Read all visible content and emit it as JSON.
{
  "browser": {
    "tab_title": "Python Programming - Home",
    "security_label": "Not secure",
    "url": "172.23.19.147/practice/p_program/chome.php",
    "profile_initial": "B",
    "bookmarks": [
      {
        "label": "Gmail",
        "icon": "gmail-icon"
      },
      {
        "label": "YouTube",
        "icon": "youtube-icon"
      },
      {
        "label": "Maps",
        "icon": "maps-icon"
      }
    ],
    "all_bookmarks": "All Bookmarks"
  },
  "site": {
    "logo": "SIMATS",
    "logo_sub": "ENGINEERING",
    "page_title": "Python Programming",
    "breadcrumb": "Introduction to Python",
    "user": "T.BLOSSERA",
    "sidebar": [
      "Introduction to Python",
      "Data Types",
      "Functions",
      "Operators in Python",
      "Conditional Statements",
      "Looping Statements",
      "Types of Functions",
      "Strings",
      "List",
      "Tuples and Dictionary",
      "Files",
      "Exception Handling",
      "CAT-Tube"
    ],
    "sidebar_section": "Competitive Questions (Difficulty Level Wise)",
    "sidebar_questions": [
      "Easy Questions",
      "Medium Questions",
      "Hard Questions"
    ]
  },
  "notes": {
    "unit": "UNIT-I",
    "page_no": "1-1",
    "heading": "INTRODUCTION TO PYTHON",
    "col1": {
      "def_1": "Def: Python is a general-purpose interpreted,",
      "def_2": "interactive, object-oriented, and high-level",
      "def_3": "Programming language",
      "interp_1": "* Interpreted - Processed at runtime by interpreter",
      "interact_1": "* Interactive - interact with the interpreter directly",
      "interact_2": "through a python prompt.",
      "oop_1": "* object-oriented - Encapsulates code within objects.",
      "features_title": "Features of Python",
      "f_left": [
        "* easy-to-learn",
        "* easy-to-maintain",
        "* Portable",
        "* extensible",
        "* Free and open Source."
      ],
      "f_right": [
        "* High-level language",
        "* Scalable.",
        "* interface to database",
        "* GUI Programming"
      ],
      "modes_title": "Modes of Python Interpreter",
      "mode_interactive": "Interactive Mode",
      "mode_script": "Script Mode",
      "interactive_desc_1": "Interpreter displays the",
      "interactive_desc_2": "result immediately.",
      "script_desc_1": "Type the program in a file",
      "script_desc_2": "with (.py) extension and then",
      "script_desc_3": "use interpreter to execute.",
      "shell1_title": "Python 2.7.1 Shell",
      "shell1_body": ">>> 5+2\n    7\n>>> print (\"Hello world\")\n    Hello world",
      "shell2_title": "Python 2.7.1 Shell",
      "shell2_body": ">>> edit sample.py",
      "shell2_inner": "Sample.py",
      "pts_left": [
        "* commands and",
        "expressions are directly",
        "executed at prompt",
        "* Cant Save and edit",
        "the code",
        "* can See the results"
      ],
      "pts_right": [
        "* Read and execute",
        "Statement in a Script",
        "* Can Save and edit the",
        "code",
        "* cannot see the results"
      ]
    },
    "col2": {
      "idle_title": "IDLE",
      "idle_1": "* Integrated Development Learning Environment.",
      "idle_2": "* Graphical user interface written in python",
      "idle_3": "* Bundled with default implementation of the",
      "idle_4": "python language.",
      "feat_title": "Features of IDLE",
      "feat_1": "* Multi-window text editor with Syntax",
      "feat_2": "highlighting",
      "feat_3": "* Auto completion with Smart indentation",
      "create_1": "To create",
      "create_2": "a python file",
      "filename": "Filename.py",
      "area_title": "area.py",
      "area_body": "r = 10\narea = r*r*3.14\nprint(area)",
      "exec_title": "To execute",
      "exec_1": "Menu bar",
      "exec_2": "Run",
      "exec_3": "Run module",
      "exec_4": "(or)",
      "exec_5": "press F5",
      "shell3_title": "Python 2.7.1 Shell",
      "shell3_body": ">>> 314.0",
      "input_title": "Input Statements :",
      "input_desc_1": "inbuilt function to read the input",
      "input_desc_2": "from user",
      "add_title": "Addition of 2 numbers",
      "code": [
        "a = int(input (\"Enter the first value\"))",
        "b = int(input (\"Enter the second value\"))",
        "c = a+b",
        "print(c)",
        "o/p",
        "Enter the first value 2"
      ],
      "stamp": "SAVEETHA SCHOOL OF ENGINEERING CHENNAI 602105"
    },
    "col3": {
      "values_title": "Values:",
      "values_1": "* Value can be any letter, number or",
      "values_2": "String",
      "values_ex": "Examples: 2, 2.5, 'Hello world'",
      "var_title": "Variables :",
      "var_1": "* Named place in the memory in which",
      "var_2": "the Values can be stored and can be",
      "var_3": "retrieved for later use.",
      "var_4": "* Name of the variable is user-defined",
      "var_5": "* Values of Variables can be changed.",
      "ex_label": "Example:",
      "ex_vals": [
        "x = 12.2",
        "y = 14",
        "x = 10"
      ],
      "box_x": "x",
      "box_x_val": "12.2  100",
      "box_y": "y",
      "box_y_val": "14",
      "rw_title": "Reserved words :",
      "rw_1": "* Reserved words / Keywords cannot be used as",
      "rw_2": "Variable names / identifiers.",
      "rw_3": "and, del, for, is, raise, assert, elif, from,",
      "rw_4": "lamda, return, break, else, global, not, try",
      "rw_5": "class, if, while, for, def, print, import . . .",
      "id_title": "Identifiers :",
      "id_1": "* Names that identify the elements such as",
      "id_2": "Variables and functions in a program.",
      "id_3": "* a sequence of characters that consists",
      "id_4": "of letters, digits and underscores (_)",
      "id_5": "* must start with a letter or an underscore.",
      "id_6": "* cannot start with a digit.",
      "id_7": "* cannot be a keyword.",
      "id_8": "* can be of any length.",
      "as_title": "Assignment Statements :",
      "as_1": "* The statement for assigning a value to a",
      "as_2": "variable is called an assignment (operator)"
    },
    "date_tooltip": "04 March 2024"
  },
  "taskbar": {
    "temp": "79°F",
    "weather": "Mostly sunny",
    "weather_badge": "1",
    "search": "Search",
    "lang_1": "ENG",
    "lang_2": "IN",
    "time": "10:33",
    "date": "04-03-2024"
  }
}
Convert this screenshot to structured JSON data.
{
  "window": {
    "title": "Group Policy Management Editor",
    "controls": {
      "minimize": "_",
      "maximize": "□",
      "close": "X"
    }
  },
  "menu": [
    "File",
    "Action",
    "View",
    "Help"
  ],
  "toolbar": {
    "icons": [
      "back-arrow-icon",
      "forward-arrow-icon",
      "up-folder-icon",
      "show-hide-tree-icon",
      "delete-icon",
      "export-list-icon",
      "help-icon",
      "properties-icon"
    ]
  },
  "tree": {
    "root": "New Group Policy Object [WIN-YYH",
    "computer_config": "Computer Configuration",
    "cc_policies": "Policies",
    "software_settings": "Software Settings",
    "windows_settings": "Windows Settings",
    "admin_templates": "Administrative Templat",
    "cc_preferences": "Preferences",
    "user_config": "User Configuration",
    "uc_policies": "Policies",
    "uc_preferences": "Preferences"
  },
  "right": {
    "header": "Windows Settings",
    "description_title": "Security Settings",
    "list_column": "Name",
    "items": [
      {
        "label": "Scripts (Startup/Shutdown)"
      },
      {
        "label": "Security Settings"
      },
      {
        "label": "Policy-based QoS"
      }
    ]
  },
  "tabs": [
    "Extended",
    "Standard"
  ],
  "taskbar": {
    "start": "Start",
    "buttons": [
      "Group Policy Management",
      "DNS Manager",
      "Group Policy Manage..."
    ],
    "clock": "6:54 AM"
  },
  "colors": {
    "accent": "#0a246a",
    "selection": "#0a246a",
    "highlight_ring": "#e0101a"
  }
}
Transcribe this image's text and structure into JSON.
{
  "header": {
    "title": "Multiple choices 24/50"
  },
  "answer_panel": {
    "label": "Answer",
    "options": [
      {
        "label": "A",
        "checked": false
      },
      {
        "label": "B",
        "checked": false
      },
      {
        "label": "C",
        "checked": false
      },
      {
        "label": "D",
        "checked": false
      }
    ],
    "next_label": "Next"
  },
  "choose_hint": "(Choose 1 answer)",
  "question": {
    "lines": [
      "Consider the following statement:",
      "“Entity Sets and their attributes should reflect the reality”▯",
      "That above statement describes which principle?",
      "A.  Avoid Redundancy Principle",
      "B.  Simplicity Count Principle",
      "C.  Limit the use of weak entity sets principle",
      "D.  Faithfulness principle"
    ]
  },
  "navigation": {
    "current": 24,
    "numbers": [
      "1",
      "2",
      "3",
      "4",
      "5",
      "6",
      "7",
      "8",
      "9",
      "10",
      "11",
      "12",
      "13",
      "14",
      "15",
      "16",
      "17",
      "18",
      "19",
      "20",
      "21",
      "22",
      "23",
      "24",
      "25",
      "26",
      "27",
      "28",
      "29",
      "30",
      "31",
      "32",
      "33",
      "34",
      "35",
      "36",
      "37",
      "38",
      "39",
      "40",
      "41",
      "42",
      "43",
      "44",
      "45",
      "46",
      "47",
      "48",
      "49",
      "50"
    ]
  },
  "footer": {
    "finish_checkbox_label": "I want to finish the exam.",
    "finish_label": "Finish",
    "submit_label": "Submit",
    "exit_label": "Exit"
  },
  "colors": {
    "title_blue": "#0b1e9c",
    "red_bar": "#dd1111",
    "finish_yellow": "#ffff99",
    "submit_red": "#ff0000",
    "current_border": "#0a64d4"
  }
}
###
■ What to produce:
Find how many lines in the records contain the string "prompt", then give the number alone.

■ Response to the exercise:
2